* _The exercise_
Give the number of lines that hold the string "name". Nothing else is needed.

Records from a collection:
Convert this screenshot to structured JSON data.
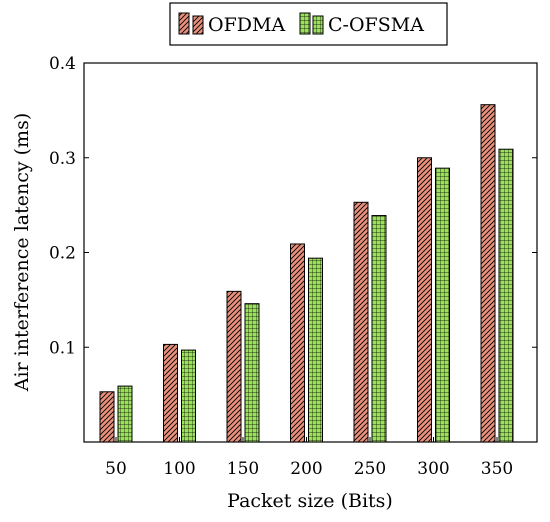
{
  "chart_data": {
    "type": "bar",
    "title": "",
    "xlabel": "Packet size (Bits)",
    "ylabel": "Air interference latency (ms)",
    "categories": [
      "50",
      "100",
      "150",
      "200",
      "250",
      "300",
      "350"
    ],
    "series": [
      {
        "name": "OFDMA",
        "values": [
          0.053,
          0.103,
          0.159,
          0.209,
          0.253,
          0.3,
          0.356
        ],
        "color": "#e8907c",
        "pattern": "diagonal-lines"
      },
      {
        "name": "C-OFSMA",
        "values": [
          0.059,
          0.097,
          0.146,
          0.194,
          0.239,
          0.289,
          0.309
        ],
        "color": "#9be05a",
        "pattern": "grid"
      }
    ],
    "ylim": [
      0,
      0.4
    ],
    "yticks": [
      "0.1",
      "0.2",
      "0.3",
      "0.4"
    ],
    "grid": false,
    "legend_position": "top-center"
  }
}
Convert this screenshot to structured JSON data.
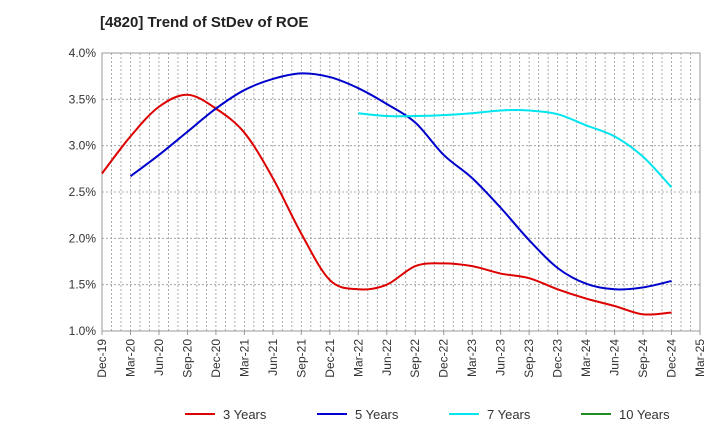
{
  "chart_data": {
    "type": "line",
    "title": "[4820]  Trend of StDev of ROE",
    "xlabel": "",
    "ylabel": "",
    "ylim": [
      1.0,
      4.0
    ],
    "yticks": [
      1.0,
      1.5,
      2.0,
      2.5,
      3.0,
      3.5,
      4.0
    ],
    "ytick_labels": [
      "1.0%",
      "1.5%",
      "2.0%",
      "2.5%",
      "3.0%",
      "3.5%",
      "4.0%"
    ],
    "x_tick_labels": [
      "Dec-19",
      "Mar-20",
      "Jun-20",
      "Sep-20",
      "Dec-20",
      "Mar-21",
      "Jun-21",
      "Sep-21",
      "Dec-21",
      "Mar-22",
      "Jun-22",
      "Sep-22",
      "Dec-22",
      "Mar-23",
      "Jun-23",
      "Sep-23",
      "Dec-23",
      "Mar-24",
      "Jun-24",
      "Sep-24",
      "Dec-24",
      "Mar-25"
    ],
    "grid": true,
    "legend_position": "bottom",
    "series": [
      {
        "name": "3 Years",
        "color": "#dd0000",
        "values": [
          2.7,
          3.1,
          3.42,
          3.55,
          3.4,
          3.14,
          2.65,
          2.05,
          1.55,
          1.45,
          1.5,
          1.7,
          1.73,
          1.7,
          1.62,
          1.57,
          1.45,
          1.35,
          1.27,
          1.18,
          1.2
        ]
      },
      {
        "name": "5 Years",
        "color": "#0000cc",
        "values": [
          null,
          2.67,
          2.9,
          3.15,
          3.4,
          3.6,
          3.72,
          3.78,
          3.74,
          3.62,
          3.45,
          3.25,
          2.9,
          2.65,
          2.33,
          1.98,
          1.68,
          1.51,
          1.45,
          1.47,
          1.54
        ]
      },
      {
        "name": "7 Years",
        "color": "#00e5ee",
        "values": [
          null,
          null,
          null,
          null,
          null,
          null,
          null,
          null,
          null,
          3.35,
          3.32,
          3.32,
          3.33,
          3.35,
          3.38,
          3.38,
          3.34,
          3.22,
          3.1,
          2.88,
          2.55
        ]
      },
      {
        "name": "10 Years",
        "color": "#228b22",
        "values": []
      }
    ]
  }
}
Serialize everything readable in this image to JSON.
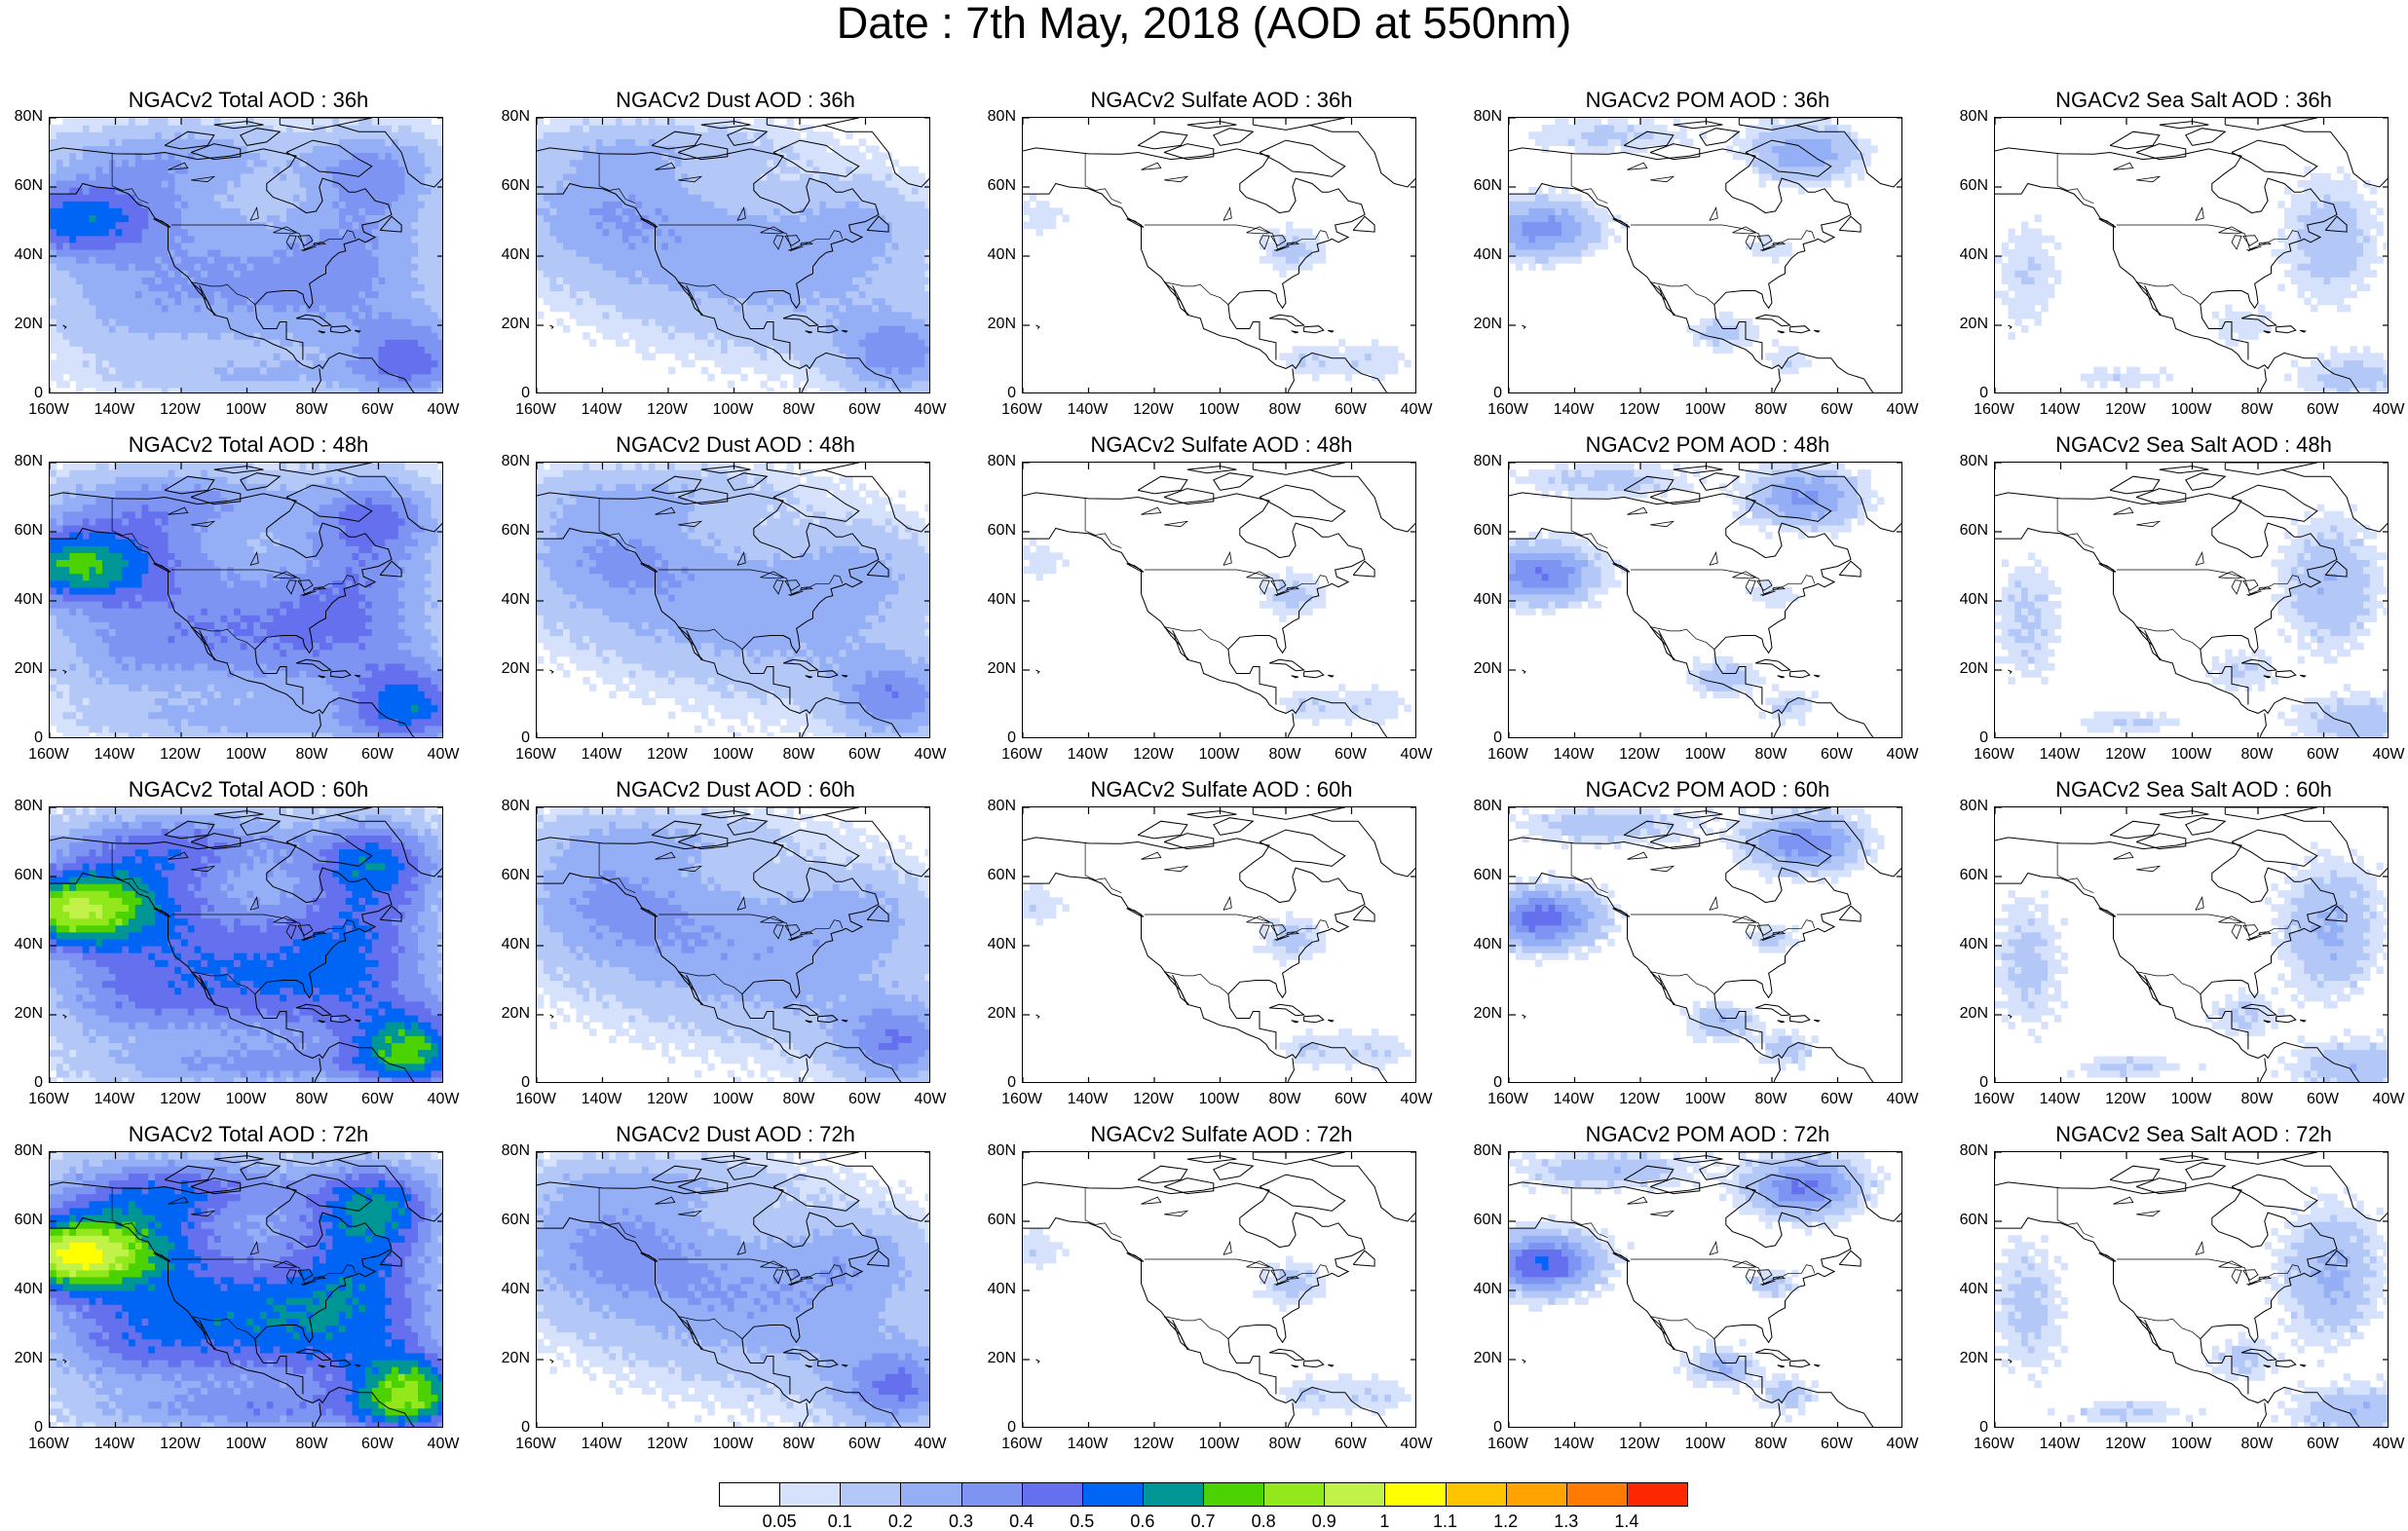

* _Exercise solution_
6